--- WHAT IS EXPECTED ---
Your task is to reproduce the material exactly.
START EXERCISE INPUT
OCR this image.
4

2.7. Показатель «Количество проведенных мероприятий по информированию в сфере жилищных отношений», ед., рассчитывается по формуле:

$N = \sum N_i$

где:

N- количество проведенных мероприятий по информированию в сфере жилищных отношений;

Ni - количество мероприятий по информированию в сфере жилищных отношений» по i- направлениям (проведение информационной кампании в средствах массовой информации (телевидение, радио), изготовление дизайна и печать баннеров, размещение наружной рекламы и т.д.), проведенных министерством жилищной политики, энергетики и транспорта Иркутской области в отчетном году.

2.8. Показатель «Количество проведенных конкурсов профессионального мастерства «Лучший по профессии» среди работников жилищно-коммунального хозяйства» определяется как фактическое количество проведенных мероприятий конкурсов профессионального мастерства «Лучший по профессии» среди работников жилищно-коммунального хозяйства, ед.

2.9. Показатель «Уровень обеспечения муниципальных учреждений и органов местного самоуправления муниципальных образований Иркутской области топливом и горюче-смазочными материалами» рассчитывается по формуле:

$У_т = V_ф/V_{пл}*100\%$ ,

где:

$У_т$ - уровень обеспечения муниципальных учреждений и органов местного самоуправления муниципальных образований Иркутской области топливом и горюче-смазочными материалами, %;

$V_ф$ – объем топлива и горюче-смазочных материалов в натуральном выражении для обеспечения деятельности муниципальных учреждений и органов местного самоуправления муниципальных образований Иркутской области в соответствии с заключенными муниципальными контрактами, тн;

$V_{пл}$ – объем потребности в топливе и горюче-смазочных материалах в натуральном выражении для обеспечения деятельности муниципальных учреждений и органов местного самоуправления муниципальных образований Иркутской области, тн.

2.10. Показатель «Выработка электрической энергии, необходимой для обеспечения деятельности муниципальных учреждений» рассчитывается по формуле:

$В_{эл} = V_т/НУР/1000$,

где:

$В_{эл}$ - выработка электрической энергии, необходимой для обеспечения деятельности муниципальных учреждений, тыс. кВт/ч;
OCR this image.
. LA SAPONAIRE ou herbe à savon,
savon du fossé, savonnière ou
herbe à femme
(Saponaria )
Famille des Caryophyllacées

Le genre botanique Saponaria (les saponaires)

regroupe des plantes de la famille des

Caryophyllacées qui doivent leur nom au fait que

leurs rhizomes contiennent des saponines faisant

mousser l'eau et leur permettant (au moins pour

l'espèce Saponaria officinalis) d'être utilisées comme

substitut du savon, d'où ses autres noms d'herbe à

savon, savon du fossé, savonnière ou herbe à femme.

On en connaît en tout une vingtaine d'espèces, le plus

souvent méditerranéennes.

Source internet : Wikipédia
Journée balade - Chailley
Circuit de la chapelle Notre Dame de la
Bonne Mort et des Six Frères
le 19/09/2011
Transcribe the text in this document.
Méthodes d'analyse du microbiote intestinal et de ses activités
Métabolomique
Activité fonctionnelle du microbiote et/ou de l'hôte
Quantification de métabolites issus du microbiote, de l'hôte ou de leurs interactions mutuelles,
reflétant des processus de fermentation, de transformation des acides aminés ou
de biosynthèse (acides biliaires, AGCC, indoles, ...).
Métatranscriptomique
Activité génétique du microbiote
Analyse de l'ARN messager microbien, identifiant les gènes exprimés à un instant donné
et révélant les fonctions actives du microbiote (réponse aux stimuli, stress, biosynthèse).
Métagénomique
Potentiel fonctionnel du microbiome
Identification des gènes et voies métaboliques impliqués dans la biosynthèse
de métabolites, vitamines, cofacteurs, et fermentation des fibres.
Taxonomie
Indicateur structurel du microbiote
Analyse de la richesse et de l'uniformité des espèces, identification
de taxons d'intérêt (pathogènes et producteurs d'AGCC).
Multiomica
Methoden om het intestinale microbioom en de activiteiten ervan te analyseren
END EXERCISE INPUT
--- TASK SOLUTION ---
OCR this image.
4

2.7. Показатель «Количество проведенных мероприятий по информированию в сфере жилищных отношений», ед., рассчитывается по формуле:

$N = \sum N_i$

где:

N- количество проведенных мероприятий по информированию в сфере жилищных отношений;

Ni - количество мероприятий по информированию в сфере жилищных отношений» по i- направлениям (проведение информационной кампании в средствах массовой информации (телевидение, радио), изготовление дизайна и печать баннеров, размещение наружной рекламы и т.д.), проведенных министерством жилищной политики, энергетики и транспорта Иркутской области в отчетном году.

2.8. Показатель «Количество проведенных конкурсов профессионального мастерства «Лучший по профессии» среди работников жилищно-коммунального хозяйства» определяется как фактическое количество проведенных мероприятий конкурсов профессионального мастерства «Лучший по профессии» среди работников жилищно-коммунального хозяйства, ед.

2.9. Показатель «Уровень обеспечения муниципальных учреждений и органов местного самоуправления муниципальных образований Иркутской области топливом и горюче-смазочными материалами» рассчитывается по формуле:

$У_т = V_ф/V_{пл}*100\%$ ,

где:

$У_т$ - уровень обеспечения муниципальных учреждений и органов местного самоуправления муниципальных образований Иркутской области топливом и горюче-смазочными материалами, %;

$V_ф$ – объем топлива и горюче-смазочных материалов в натуральном выражении для обеспечения деятельности муниципальных учреждений и органов местного самоуправления муниципальных образований Иркутской области в соответствии с заключенными муниципальными контрактами, тн;

$V_{пл}$ – объем потребности в топливе и горюче-смазочных материалах в натуральном выражении для обеспечения деятельности муниципальных учреждений и органов местного самоуправления муниципальных образований Иркутской области, тн.

2.10. Показатель «Выработка электрической энергии, необходимой для обеспечения деятельности муниципальных учреждений» рассчитывается по формуле:

$В_{эл} = V_т/НУР/1000$,

где:

$В_{эл}$ - выработка электрической энергии, необходимой для обеспечения деятельности муниципальных учреждений, тыс. кВт/ч;
OCR this image.
. LA SAPONAIRE ou herbe à savon,
savon du fossé, savonnière ou
herbe à femme
(Saponaria )
Famille des Caryophyllacées

Le genre botanique Saponaria (les saponaires)

regroupe des plantes de la famille des

Caryophyllacées qui doivent leur nom au fait que

leurs rhizomes contiennent des saponines faisant

mousser l'eau et leur permettant (au moins pour

l'espèce Saponaria officinalis) d'être utilisées comme

substitut du savon, d'où ses autres noms d'herbe à

savon, savon du fossé, savonnière ou herbe à femme.

On en connaît en tout une vingtaine d'espèces, le plus

souvent méditerranéennes.

Source internet : Wikipédia
Journée balade - Chailley
Circuit de la chapelle Notre Dame de la
Bonne Mort et des Six Frères
le 19/09/2011
Transcribe the text in this document.
Méthodes d'analyse du microbiote intestinal et de ses activités
Métabolomique
Activité fonctionnelle du microbiote et/ou de l'hôte
Quantification de métabolites issus du microbiote, de l'hôte ou de leurs interactions mutuelles,
reflétant des processus de fermentation, de transformation des acides aminés ou
de biosynthèse (acides biliaires, AGCC, indoles, ...).
Métatranscriptomique
Activité génétique du microbiote
Analyse de l'ARN messager microbien, identifiant les gènes exprimés à un instant donné
et révélant les fonctions actives du microbiote (réponse aux stimuli, stress, biosynthèse).
Métagénomique
Potentiel fonctionnel du microbiome
Identification des gènes et voies métaboliques impliqués dans la biosynthèse
de métabolites, vitamines, cofacteurs, et fermentation des fibres.
Taxonomie
Indicateur structurel du microbiote
Analyse de la richesse et de l'uniformité des espèces, identification
de taxons d'intérêt (pathogènes et producteurs d'AGCC).
Multiomica
Methoden om het intestinale microbioom en de activiteiten ervan te analyseren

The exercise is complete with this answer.